- TASK DESCRIPTION: Say how many lines of the material below contain the word "text", with no other words.

- DATASET RECORDS:
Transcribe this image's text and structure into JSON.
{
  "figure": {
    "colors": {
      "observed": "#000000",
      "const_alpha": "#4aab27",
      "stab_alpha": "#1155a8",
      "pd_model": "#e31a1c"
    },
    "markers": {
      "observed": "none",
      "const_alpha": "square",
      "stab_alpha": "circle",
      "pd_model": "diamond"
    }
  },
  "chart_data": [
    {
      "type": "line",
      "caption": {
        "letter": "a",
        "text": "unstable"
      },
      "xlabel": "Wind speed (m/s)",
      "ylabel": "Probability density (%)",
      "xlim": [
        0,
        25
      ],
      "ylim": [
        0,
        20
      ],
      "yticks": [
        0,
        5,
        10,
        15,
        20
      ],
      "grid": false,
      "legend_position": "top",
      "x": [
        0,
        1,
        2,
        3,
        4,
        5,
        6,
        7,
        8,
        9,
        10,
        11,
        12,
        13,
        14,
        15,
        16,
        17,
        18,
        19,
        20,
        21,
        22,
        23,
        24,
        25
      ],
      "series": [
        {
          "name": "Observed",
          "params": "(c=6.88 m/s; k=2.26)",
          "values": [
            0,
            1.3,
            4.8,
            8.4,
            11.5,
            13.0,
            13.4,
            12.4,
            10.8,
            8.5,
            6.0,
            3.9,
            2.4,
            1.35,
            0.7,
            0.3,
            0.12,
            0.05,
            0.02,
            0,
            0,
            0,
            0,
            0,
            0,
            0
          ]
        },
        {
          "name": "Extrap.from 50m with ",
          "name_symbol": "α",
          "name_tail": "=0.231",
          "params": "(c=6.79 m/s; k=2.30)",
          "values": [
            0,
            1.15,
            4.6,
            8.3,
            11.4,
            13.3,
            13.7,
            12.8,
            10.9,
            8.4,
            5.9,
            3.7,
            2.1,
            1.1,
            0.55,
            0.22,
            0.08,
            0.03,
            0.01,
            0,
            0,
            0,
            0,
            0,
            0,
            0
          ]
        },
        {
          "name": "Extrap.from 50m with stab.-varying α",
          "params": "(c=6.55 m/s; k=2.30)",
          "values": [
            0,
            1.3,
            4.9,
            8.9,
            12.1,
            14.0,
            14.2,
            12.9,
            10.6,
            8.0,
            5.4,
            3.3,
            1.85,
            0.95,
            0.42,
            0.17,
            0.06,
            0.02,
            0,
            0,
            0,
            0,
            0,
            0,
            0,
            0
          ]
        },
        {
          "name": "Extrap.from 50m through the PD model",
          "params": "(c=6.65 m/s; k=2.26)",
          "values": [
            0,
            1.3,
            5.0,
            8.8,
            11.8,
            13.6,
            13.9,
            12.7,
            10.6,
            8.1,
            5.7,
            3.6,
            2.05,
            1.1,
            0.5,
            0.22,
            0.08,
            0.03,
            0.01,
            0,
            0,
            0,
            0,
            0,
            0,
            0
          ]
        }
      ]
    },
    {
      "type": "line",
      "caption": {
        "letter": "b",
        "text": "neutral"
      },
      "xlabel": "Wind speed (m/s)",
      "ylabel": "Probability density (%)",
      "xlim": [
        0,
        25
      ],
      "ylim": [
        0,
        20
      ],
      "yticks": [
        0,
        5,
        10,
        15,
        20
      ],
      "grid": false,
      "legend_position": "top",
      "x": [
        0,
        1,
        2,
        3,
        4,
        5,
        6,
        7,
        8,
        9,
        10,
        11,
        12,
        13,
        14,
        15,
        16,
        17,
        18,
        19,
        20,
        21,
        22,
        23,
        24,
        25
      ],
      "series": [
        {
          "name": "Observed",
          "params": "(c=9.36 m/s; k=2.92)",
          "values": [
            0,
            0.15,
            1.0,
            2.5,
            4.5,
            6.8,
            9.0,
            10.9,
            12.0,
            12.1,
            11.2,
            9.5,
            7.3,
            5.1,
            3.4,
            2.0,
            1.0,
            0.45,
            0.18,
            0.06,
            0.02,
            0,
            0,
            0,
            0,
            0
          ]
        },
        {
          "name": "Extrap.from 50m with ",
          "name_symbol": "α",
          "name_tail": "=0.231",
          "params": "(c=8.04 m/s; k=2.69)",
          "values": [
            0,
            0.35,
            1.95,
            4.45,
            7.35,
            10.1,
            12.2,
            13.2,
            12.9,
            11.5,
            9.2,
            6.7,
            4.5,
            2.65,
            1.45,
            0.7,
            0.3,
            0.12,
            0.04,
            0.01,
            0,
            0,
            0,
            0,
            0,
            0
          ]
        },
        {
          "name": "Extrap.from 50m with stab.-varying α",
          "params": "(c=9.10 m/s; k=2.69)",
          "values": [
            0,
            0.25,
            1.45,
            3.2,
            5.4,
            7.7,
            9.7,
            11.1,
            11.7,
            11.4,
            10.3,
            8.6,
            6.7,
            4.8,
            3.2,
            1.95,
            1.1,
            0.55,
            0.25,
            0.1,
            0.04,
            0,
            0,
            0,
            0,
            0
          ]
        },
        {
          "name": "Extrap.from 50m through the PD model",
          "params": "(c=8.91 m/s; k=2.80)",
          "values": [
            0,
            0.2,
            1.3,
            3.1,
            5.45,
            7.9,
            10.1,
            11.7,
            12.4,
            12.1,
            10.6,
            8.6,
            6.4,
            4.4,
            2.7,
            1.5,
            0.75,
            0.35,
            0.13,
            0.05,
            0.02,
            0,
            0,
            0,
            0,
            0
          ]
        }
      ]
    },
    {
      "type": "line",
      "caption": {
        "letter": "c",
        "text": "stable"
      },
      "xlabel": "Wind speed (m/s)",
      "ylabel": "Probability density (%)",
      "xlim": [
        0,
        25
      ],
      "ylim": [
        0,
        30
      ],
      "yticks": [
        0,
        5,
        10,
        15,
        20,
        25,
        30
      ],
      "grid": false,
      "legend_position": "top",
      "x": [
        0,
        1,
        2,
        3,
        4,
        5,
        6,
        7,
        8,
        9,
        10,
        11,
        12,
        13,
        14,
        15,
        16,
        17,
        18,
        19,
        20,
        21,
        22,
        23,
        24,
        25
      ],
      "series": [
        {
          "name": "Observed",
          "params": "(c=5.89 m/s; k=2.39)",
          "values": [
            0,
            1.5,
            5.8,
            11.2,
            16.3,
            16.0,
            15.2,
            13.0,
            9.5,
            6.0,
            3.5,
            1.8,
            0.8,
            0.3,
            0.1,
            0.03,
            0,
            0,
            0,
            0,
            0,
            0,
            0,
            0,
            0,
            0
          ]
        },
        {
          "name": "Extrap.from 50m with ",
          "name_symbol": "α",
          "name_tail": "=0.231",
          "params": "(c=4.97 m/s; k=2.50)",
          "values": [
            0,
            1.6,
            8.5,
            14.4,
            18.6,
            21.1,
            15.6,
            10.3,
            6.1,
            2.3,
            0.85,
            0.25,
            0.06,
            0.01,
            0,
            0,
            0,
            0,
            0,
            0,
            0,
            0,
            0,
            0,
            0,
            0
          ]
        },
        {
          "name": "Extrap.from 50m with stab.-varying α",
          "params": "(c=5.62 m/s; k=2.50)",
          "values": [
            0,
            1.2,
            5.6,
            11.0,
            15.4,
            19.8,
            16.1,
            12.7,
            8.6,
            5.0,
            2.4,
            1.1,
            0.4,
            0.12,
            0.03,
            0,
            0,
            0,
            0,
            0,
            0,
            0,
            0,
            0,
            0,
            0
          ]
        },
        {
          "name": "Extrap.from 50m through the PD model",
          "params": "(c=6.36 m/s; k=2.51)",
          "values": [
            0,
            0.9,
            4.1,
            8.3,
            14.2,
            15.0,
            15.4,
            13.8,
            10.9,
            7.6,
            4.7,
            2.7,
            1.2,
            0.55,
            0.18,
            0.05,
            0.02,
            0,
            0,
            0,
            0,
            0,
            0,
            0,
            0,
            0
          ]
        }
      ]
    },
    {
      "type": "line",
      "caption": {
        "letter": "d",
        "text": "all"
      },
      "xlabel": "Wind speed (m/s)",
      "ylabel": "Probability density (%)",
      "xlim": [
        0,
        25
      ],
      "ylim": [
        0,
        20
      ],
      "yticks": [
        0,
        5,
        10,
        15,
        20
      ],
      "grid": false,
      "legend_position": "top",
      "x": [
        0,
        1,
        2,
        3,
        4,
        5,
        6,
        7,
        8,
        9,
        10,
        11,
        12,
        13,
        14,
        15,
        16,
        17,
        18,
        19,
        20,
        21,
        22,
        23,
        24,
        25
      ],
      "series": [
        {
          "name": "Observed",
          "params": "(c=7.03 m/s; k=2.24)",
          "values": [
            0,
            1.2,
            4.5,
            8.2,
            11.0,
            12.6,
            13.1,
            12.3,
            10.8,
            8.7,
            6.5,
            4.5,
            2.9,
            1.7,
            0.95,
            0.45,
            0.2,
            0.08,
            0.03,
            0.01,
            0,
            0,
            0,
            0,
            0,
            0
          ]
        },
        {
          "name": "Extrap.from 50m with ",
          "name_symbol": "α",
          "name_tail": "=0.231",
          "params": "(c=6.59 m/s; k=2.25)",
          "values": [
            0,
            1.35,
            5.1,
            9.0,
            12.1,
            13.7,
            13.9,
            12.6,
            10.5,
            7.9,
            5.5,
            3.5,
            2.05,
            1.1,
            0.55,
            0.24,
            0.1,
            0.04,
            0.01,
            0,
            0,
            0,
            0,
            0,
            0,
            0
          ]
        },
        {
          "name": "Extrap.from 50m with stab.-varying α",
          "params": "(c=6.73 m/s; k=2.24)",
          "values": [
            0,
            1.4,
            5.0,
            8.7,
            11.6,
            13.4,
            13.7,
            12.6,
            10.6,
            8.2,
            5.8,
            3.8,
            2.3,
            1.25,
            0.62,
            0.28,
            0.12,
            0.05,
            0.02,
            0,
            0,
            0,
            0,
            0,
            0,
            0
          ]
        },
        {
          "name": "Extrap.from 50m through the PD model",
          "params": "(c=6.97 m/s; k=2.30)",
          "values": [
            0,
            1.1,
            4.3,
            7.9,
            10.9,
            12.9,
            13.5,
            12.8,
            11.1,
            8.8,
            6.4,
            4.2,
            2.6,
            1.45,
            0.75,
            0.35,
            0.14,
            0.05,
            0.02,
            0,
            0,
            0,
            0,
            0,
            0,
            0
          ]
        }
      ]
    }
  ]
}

- ANSWER FOR THIS EXERCISE: 5